WRITTEN EXERCISE
Filter the data below for the string "relative" and copy each matching line.

WORKING DATA
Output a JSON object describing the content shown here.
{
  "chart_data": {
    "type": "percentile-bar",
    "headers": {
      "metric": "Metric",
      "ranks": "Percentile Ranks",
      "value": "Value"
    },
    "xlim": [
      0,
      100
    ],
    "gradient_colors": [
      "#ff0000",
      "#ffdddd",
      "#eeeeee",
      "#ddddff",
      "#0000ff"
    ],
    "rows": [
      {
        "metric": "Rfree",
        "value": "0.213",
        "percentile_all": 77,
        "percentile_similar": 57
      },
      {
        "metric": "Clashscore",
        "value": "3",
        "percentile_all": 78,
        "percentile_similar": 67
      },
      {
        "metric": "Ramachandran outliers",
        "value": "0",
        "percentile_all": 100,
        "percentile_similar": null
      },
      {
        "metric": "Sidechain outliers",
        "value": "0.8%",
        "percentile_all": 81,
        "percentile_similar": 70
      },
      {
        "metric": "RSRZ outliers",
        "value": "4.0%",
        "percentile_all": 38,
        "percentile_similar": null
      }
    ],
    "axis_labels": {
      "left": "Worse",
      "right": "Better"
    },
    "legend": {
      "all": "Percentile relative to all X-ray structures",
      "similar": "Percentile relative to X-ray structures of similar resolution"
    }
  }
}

--

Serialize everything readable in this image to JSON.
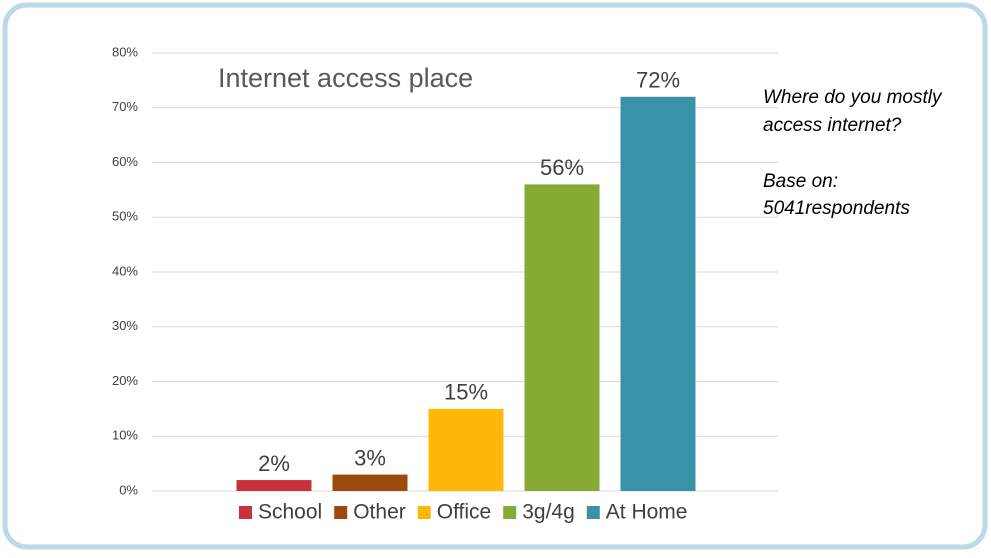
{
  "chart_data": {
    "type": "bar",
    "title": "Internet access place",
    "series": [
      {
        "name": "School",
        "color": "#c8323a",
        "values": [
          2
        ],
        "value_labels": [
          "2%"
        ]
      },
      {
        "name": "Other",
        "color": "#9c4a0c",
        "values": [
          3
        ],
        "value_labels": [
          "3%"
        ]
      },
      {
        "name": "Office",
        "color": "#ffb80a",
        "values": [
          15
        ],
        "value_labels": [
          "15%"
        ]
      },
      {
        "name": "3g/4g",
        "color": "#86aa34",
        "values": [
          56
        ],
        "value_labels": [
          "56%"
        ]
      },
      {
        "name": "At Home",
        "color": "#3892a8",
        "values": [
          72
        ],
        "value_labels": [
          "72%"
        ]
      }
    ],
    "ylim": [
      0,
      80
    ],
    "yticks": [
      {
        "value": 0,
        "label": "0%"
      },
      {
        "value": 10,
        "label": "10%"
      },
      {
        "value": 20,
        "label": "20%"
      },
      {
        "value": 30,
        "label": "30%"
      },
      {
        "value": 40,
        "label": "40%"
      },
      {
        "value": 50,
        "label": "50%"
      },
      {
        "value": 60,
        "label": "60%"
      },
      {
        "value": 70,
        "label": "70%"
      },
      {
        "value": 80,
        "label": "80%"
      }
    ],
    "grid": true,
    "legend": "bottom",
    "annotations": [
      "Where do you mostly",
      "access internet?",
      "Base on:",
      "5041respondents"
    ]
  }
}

EXERCISE RESULT
      "all": "Percentile relative to all X-ray structures",
      "similar": "Percentile relative to X-ray structures of similar resolution"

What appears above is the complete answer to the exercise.